**Entries supplied:**
********************
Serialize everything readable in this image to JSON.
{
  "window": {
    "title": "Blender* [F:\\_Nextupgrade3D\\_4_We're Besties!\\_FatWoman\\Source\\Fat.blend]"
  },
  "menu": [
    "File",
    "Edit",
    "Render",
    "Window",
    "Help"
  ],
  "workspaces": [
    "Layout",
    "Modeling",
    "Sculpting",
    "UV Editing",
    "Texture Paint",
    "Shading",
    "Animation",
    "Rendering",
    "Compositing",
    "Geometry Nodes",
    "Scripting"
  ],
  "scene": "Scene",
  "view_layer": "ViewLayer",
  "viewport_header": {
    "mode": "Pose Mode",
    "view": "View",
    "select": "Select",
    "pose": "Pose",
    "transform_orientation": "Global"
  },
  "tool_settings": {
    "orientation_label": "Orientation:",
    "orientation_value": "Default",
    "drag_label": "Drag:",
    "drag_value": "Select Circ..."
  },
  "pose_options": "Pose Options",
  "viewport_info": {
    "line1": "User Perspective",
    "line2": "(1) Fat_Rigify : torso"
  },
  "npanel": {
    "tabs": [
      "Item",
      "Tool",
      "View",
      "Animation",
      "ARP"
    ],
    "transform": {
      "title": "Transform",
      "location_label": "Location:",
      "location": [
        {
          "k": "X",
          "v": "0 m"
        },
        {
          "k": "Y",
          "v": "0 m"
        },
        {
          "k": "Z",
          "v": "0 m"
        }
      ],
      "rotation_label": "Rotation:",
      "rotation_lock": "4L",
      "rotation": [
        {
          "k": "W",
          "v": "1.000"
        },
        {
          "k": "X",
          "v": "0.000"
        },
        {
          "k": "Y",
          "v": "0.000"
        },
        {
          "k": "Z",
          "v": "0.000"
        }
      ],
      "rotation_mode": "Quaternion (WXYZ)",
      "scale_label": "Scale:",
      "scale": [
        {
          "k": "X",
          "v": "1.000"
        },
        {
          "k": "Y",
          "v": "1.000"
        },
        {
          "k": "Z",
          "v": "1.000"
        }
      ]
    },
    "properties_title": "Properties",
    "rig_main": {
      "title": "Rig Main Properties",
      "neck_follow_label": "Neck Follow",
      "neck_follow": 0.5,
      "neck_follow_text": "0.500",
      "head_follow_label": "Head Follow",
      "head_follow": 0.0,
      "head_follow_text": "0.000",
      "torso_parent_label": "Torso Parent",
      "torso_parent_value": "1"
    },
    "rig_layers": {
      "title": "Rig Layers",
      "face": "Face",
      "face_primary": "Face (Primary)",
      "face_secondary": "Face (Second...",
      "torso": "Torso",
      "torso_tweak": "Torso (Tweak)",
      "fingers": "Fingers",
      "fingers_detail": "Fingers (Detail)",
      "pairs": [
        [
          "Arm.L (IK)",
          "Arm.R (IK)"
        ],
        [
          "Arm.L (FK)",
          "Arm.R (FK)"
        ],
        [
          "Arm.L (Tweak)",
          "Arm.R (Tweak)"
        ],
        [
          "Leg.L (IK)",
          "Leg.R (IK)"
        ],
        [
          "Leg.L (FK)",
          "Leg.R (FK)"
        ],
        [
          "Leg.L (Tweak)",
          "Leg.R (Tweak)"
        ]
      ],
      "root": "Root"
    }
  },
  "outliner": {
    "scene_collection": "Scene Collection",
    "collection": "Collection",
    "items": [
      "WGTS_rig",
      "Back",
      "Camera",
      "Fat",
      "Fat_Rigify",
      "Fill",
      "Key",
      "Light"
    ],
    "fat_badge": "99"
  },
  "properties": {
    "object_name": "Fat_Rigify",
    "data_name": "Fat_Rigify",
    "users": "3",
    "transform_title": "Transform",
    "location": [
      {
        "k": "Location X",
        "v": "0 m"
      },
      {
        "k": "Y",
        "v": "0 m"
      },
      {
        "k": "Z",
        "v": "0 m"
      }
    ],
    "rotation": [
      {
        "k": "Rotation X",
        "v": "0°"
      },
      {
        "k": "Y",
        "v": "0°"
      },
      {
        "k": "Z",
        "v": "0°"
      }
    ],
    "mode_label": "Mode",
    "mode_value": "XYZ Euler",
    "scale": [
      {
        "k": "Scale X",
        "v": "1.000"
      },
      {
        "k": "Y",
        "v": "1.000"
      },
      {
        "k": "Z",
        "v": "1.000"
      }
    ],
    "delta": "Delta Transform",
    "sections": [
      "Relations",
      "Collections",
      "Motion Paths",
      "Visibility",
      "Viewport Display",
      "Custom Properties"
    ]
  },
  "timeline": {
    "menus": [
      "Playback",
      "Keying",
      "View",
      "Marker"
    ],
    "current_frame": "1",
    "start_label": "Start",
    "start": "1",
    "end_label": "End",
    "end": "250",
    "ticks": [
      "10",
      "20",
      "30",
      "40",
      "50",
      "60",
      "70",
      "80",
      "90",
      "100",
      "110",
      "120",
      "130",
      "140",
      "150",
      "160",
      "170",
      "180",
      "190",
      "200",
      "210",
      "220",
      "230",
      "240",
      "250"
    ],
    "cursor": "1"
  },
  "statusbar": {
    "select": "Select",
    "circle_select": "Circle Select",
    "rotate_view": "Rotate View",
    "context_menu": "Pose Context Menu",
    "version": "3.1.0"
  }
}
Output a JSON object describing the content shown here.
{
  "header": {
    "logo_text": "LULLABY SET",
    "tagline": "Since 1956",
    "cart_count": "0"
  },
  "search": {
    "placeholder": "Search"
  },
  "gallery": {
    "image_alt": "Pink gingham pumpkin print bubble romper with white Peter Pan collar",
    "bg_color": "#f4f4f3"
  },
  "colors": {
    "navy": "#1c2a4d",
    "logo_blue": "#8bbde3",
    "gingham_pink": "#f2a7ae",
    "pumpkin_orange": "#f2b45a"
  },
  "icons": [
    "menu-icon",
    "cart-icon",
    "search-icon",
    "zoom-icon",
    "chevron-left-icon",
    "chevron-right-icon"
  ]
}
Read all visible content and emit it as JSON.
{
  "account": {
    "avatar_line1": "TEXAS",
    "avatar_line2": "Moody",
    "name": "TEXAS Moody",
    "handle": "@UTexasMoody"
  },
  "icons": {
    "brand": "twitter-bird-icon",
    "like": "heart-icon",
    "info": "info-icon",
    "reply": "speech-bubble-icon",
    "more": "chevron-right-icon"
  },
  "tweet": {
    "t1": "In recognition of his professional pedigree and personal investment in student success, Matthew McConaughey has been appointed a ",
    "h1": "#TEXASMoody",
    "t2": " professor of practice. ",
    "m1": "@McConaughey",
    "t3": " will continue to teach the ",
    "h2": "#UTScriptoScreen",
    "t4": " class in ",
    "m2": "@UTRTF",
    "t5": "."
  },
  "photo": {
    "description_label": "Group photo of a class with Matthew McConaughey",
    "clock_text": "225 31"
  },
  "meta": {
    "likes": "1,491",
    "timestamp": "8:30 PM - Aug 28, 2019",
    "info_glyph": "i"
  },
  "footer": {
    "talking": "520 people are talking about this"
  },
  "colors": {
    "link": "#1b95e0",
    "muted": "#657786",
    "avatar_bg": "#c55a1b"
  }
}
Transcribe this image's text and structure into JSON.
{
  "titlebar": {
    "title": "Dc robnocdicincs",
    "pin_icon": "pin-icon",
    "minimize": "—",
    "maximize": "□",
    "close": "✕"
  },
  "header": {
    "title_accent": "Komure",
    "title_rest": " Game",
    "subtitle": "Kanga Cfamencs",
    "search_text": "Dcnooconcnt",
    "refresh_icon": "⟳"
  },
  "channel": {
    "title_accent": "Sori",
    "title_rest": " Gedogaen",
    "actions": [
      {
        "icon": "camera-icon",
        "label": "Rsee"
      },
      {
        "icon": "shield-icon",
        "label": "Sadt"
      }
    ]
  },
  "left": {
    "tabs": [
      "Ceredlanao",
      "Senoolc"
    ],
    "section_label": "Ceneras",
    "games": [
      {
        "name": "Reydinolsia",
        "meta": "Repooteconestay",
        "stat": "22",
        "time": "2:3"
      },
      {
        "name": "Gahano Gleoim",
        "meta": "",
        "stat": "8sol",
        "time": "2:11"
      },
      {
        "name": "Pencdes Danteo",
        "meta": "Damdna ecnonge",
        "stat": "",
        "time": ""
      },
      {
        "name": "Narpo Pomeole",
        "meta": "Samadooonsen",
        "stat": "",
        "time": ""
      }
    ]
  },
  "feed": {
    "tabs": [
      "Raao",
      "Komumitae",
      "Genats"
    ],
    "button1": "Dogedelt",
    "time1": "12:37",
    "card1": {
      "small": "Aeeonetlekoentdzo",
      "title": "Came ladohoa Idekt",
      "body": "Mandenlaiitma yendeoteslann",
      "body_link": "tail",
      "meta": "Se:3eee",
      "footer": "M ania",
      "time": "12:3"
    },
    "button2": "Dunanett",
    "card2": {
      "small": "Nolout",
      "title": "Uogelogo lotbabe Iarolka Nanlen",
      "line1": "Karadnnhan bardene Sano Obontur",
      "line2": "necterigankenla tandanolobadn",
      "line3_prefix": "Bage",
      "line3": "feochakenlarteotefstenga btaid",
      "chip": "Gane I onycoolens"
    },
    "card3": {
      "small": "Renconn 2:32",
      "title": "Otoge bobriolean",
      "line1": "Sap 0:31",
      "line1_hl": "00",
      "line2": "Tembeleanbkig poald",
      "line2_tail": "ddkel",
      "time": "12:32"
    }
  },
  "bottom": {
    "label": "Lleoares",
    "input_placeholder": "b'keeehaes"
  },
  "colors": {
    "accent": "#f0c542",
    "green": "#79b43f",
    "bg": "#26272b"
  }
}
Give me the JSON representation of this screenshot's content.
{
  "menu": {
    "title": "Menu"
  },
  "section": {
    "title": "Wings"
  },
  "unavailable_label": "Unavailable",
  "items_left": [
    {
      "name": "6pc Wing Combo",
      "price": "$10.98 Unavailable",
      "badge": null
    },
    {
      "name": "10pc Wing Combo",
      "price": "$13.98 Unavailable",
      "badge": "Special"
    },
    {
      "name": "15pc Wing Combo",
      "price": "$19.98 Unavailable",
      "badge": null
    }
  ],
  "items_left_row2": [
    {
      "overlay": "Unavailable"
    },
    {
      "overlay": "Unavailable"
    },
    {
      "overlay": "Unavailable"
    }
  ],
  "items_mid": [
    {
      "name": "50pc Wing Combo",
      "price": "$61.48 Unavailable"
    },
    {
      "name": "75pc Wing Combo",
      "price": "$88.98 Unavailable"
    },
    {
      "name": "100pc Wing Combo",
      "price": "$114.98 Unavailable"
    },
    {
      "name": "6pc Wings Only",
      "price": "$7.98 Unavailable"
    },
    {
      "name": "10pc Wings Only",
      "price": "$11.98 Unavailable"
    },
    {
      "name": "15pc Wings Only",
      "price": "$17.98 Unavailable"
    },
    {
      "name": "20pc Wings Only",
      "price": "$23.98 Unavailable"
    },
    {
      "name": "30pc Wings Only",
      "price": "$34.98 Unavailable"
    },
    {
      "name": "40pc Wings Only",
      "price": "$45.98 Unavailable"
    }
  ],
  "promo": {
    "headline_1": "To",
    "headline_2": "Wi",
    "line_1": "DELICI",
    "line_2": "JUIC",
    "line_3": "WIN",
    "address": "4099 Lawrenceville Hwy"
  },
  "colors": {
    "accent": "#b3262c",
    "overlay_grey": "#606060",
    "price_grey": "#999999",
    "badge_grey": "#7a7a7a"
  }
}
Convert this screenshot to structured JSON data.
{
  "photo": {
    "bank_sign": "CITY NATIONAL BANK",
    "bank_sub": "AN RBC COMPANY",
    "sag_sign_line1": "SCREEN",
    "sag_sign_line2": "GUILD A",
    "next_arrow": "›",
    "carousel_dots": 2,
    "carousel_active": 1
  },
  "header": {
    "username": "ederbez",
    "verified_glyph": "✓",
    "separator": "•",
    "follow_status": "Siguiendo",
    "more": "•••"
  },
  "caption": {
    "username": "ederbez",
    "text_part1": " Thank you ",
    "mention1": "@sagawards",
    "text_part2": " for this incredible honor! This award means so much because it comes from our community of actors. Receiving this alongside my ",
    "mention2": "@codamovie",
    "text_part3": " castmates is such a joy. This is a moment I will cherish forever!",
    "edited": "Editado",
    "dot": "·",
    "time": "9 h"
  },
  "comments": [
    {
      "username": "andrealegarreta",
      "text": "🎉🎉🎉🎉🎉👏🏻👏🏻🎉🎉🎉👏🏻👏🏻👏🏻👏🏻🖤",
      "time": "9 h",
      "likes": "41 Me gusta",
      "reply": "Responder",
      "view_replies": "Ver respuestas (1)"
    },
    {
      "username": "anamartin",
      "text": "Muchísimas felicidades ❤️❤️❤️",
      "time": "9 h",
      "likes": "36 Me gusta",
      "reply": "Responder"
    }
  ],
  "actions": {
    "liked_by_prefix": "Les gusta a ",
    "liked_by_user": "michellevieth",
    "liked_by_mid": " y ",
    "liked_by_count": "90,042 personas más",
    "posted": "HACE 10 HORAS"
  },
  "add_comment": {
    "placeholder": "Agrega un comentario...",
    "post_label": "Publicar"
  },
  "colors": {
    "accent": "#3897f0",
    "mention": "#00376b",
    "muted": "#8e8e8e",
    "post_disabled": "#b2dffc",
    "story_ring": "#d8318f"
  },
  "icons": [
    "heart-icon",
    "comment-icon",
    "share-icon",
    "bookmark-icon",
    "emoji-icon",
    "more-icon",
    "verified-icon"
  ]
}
********************
**Directions:** Identify and copy lines that hold the string "screenshot".

**Answer in full:**
Give me the JSON representation of this screenshot's content.
Convert this screenshot to structured JSON data.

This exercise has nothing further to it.